§ The task
Read the data and repeat it in full, exactly.
'''
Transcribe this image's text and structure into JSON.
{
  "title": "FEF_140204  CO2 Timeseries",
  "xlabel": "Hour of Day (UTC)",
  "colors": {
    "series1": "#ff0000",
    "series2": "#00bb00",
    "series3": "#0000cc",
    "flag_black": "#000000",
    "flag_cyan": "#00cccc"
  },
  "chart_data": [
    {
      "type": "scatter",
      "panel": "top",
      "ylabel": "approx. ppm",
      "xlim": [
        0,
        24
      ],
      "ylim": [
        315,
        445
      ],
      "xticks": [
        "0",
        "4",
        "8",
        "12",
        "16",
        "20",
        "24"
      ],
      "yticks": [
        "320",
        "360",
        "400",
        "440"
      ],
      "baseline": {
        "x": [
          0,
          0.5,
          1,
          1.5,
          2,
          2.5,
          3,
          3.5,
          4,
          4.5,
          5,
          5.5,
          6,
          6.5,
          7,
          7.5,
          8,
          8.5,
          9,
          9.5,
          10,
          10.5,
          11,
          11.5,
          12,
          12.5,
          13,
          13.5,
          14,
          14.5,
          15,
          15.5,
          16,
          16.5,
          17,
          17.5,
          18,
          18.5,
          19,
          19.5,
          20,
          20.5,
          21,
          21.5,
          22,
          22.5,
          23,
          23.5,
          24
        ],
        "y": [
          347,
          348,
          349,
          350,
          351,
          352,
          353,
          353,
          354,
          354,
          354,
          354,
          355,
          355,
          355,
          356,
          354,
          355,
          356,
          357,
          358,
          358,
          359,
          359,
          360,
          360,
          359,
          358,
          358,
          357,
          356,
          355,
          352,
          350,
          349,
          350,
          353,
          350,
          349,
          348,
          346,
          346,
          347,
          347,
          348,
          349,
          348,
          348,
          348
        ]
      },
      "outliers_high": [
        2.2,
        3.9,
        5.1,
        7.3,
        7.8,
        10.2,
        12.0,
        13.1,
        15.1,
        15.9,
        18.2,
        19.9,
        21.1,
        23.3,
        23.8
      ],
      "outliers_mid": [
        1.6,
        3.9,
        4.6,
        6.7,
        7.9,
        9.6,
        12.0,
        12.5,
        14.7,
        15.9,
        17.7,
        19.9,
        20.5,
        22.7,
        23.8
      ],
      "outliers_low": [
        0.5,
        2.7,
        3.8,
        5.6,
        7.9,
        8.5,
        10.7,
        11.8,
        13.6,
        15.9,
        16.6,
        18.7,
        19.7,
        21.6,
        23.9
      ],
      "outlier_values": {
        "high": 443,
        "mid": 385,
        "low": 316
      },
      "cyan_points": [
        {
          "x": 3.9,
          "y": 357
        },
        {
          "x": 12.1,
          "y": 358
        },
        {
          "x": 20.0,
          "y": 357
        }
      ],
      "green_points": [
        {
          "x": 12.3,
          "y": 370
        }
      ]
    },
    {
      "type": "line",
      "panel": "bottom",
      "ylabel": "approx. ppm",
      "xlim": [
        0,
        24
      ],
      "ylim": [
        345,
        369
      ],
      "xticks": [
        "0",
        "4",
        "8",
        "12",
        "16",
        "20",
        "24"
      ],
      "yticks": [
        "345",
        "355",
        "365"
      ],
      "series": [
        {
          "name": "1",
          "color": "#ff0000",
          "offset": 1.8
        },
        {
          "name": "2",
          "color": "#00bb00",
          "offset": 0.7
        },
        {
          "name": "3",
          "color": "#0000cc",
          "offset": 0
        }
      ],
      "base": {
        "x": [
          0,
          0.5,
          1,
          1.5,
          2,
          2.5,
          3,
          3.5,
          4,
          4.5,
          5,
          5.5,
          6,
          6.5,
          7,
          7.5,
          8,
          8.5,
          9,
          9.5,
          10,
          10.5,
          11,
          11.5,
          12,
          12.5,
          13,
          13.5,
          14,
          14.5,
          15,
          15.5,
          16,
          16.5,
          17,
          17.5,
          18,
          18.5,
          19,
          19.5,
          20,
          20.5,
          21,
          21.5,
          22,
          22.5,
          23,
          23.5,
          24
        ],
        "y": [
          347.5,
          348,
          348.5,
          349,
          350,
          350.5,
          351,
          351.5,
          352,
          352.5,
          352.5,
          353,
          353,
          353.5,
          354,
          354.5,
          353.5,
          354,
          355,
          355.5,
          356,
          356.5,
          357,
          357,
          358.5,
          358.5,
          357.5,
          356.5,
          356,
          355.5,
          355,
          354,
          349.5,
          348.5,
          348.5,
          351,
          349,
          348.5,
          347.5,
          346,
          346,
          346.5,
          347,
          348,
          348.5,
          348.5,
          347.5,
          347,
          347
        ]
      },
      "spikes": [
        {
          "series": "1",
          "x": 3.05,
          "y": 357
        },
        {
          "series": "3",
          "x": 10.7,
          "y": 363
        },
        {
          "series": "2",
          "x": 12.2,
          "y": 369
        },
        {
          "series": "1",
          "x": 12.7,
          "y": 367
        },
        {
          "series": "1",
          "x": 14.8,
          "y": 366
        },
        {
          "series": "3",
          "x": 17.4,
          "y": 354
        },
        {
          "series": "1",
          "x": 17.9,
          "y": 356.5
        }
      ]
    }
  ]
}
'''
§ The response
Transcribe this image's text and structure into JSON.
{
  "title": "FEF_140204  CO2 Timeseries",
  "xlabel": "Hour of Day (UTC)",
  "colors": {
    "series1": "#ff0000",
    "series2": "#00bb00",
    "series3": "#0000cc",
    "flag_black": "#000000",
    "flag_cyan": "#00cccc"
  },
  "chart_data": [
    {
      "type": "scatter",
      "panel": "top",
      "ylabel": "approx. ppm",
      "xlim": [
        0,
        24
      ],
      "ylim": [
        315,
        445
      ],
      "xticks": [
        "0",
        "4",
        "8",
        "12",
        "16",
        "20",
        "24"
      ],
      "yticks": [
        "320",
        "360",
        "400",
        "440"
      ],
      "baseline": {
        "x": [
          0,
          0.5,
          1,
          1.5,
          2,
          2.5,
          3,
          3.5,
          4,
          4.5,
          5,
          5.5,
          6,
          6.5,
          7,
          7.5,
          8,
          8.5,
          9,
          9.5,
          10,
          10.5,
          11,
          11.5,
          12,
          12.5,
          13,
          13.5,
          14,
          14.5,
          15,
          15.5,
          16,
          16.5,
          17,
          17.5,
          18,
          18.5,
          19,
          19.5,
          20,
          20.5,
          21,
          21.5,
          22,
          22.5,
          23,
          23.5,
          24
        ],
        "y": [
          347,
          348,
          349,
          350,
          351,
          352,
          353,
          353,
          354,
          354,
          354,
          354,
          355,
          355,
          355,
          356,
          354,
          355,
          356,
          357,
          358,
          358,
          359,
          359,
          360,
          360,
          359,
          358,
          358,
          357,
          356,
          355,
          352,
          350,
          349,
          350,
          353,
          350,
          349,
          348,
          346,
          346,
          347,
          347,
          348,
          349,
          348,
          348,
          348
        ]
      },
      "outliers_high": [
        2.2,
        3.9,
        5.1,
        7.3,
        7.8,
        10.2,
        12.0,
        13.1,
        15.1,
        15.9,
        18.2,
        19.9,
        21.1,
        23.3,
        23.8
      ],
      "outliers_mid": [
        1.6,
        3.9,
        4.6,
        6.7,
        7.9,
        9.6,
        12.0,
        12.5,
        14.7,
        15.9,
        17.7,
        19.9,
        20.5,
        22.7,
        23.8
      ],
      "outliers_low": [
        0.5,
        2.7,
        3.8,
        5.6,
        7.9,
        8.5,
        10.7,
        11.8,
        13.6,
        15.9,
        16.6,
        18.7,
        19.7,
        21.6,
        23.9
      ],
      "outlier_values": {
        "high": 443,
        "mid": 385,
        "low": 316
      },
      "cyan_points": [
        {
          "x": 3.9,
          "y": 357
        },
        {
          "x": 12.1,
          "y": 358
        },
        {
          "x": 20.0,
          "y": 357
        }
      ],
      "green_points": [
        {
          "x": 12.3,
          "y": 370
        }
      ]
    },
    {
      "type": "line",
      "panel": "bottom",
      "ylabel": "approx. ppm",
      "xlim": [
        0,
        24
      ],
      "ylim": [
        345,
        369
      ],
      "xticks": [
        "0",
        "4",
        "8",
        "12",
        "16",
        "20",
        "24"
      ],
      "yticks": [
        "345",
        "355",
        "365"
      ],
      "series": [
        {
          "name": "1",
          "color": "#ff0000",
          "offset": 1.8
        },
        {
          "name": "2",
          "color": "#00bb00",
          "offset": 0.7
        },
        {
          "name": "3",
          "color": "#0000cc",
          "offset": 0
        }
      ],
      "base": {
        "x": [
          0,
          0.5,
          1,
          1.5,
          2,
          2.5,
          3,
          3.5,
          4,
          4.5,
          5,
          5.5,
          6,
          6.5,
          7,
          7.5,
          8,
          8.5,
          9,
          9.5,
          10,
          10.5,
          11,
          11.5,
          12,
          12.5,
          13,
          13.5,
          14,
          14.5,
          15,
          15.5,
          16,
          16.5,
          17,
          17.5,
          18,
          18.5,
          19,
          19.5,
          20,
          20.5,
          21,
          21.5,
          22,
          22.5,
          23,
          23.5,
          24
        ],
        "y": [
          347.5,
          348,
          348.5,
          349,
          350,
          350.5,
          351,
          351.5,
          352,
          352.5,
          352.5,
          353,
          353,
          353.5,
          354,
          354.5,
          353.5,
          354,
          355,
          355.5,
          356,
          356.5,
          357,
          357,
          358.5,
          358.5,
          357.5,
          356.5,
          356,
          355.5,
          355,
          354,
          349.5,
          348.5,
          348.5,
          351,
          349,
          348.5,
          347.5,
          346,
          346,
          346.5,
          347,
          348,
          348.5,
          348.5,
          347.5,
          347,
          347
        ]
      },
      "spikes": [
        {
          "series": "1",
          "x": 3.05,
          "y": 357
        },
        {
          "series": "3",
          "x": 10.7,
          "y": 363
        },
        {
          "series": "2",
          "x": 12.2,
          "y": 369
        },
        {
          "series": "1",
          "x": 12.7,
          "y": 367
        },
        {
          "series": "1",
          "x": 14.8,
          "y": 366
        },
        {
          "series": "3",
          "x": 17.4,
          "y": 354
        },
        {
          "series": "1",
          "x": 17.9,
          "y": 356.5
        }
      ]
    }
  ]
}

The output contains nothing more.